┌──

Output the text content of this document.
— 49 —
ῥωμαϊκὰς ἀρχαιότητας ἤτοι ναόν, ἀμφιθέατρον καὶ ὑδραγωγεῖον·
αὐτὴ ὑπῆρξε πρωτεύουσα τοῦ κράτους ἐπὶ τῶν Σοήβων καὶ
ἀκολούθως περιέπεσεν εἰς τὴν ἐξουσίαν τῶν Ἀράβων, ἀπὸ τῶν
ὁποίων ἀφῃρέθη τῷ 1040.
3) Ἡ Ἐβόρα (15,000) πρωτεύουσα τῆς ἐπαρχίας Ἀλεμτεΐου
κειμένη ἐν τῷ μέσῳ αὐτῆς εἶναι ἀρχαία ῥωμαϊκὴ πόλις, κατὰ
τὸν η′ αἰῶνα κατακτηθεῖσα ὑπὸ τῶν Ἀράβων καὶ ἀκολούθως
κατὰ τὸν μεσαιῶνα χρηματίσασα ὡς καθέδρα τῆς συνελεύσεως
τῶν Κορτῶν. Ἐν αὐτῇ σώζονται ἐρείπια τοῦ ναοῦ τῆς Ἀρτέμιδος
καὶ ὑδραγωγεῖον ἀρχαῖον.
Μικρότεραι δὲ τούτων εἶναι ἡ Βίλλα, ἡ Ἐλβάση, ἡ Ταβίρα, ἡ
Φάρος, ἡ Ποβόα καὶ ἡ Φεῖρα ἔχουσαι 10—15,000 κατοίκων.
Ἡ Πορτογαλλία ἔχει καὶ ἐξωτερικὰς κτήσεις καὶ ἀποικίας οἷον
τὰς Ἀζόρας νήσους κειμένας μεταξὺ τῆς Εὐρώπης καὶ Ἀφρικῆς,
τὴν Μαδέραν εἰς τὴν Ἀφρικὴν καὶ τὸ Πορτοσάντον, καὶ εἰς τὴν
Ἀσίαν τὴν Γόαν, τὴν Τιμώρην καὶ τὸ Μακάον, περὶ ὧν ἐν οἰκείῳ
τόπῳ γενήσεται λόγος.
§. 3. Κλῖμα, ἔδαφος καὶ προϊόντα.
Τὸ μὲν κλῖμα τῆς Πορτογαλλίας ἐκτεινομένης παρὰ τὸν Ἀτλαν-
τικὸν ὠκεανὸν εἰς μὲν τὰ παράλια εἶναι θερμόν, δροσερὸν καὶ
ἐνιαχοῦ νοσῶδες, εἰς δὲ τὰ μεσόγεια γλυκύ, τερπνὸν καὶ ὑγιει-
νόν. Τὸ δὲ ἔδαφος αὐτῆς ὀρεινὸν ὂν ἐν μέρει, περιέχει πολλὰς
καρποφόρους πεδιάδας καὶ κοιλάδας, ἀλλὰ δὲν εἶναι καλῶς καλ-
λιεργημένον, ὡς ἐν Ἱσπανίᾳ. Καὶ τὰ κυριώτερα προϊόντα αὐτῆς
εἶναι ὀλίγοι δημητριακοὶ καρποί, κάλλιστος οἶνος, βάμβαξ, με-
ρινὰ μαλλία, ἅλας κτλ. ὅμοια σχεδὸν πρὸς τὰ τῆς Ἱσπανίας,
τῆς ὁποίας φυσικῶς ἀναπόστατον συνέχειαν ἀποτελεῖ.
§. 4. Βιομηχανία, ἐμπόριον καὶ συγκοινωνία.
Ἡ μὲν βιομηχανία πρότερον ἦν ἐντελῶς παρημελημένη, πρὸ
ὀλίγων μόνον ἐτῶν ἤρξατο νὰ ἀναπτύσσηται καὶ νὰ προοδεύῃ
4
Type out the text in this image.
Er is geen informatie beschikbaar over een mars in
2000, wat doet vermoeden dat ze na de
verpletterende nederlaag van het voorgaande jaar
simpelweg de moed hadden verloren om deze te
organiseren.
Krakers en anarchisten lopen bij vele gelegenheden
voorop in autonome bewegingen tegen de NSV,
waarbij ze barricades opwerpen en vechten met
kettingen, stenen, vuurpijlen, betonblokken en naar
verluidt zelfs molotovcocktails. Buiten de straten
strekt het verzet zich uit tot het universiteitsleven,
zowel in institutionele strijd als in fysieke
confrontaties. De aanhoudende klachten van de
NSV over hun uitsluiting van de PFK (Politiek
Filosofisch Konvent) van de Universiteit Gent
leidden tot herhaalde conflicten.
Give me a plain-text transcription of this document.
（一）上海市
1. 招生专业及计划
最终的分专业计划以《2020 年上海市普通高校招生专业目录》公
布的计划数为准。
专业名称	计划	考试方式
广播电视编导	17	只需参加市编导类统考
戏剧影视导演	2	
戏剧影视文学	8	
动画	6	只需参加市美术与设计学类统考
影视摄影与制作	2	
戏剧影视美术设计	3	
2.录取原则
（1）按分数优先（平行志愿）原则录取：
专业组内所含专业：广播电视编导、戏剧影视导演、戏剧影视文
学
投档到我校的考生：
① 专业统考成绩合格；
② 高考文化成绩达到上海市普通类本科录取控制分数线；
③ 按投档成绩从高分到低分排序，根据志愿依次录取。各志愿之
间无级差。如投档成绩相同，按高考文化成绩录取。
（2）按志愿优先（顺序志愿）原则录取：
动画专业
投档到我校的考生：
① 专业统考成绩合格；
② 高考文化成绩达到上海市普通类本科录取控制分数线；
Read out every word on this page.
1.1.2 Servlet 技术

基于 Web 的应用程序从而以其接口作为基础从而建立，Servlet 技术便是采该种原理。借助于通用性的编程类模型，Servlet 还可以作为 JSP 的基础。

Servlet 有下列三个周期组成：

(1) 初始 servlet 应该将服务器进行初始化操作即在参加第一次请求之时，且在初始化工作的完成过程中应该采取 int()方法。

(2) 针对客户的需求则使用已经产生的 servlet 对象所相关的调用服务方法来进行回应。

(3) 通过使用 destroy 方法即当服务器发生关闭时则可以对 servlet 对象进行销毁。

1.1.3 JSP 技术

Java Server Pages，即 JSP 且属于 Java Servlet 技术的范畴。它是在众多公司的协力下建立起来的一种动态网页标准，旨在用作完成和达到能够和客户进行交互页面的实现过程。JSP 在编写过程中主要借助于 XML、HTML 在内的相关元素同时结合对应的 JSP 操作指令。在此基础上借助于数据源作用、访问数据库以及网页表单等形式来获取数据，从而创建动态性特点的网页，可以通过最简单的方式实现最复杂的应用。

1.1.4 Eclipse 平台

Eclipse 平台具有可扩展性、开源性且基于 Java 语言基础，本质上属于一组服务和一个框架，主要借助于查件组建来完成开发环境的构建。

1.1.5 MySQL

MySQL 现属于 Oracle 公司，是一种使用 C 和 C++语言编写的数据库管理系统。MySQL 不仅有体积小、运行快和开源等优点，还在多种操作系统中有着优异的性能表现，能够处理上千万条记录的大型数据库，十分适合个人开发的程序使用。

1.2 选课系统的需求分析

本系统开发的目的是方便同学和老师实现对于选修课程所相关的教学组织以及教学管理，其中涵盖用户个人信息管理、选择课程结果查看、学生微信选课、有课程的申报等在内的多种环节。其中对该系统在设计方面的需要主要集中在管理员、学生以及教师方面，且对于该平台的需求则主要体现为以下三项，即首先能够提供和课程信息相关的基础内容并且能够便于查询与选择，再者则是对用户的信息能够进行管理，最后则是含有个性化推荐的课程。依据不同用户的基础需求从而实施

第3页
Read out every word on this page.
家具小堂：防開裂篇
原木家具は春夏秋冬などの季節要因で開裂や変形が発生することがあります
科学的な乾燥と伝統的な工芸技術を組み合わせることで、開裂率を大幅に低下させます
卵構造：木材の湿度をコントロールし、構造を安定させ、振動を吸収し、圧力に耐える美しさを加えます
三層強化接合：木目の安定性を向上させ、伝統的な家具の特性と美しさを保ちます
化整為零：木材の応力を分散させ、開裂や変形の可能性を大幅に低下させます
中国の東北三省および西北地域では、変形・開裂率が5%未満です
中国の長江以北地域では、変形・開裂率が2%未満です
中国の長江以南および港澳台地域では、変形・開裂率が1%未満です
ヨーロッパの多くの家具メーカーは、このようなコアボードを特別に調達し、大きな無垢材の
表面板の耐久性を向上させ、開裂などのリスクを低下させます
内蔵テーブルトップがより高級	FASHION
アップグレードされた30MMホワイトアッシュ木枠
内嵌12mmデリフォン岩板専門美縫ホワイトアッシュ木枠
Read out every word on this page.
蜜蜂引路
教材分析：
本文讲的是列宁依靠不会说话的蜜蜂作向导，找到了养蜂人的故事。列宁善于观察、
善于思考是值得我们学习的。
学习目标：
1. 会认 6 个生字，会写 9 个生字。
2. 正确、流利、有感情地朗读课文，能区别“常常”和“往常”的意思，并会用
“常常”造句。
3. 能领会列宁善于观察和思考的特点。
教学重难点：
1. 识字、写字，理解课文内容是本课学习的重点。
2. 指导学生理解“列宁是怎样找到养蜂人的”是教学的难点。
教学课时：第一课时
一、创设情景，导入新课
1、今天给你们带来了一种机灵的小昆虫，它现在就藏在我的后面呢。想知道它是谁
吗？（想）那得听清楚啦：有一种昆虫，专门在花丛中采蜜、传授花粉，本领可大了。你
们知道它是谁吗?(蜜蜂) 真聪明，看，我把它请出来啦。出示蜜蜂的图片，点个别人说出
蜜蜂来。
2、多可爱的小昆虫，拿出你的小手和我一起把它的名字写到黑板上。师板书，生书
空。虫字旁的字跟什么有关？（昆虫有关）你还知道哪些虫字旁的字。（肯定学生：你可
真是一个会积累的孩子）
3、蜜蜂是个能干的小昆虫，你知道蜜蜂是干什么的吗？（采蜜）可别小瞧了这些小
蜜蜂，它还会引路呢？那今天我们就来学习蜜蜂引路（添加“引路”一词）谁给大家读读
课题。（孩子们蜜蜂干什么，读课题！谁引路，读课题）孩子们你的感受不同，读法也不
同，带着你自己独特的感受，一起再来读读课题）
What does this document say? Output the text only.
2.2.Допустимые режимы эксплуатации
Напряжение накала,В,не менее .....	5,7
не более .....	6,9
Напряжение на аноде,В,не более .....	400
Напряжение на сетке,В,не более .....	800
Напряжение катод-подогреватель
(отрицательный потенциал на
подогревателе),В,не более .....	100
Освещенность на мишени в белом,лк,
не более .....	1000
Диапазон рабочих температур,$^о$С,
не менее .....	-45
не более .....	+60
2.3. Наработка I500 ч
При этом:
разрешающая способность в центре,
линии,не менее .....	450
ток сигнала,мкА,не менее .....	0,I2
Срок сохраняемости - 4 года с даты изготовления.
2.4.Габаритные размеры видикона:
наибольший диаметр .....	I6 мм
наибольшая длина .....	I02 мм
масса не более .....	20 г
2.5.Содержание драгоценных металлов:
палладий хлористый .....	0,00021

└──

▶ [GIVEN TASK]:
In how many lines of the data does the string "document" appear? Give only the number.

▶ [ANSWER TO THIS PROBLEM]:
3